*Given problem*. Count the lines below that contain the word "text", and reply with that number alone.

━━━━━ Data excerpts

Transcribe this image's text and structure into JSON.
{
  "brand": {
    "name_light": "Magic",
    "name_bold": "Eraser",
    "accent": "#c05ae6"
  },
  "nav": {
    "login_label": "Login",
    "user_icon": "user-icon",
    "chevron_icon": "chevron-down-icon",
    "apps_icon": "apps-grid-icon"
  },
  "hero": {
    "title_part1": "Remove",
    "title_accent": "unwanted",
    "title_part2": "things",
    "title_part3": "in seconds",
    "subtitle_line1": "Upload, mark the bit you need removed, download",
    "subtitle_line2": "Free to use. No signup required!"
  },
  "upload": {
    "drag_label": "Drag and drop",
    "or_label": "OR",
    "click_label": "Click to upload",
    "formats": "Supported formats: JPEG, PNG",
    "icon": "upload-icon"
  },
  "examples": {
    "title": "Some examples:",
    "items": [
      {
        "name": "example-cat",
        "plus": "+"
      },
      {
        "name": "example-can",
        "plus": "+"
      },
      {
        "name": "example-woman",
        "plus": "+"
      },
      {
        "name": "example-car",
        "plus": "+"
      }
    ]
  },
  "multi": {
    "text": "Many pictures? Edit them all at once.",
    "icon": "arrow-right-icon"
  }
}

━━━━━━━━━━

*The answer*. 2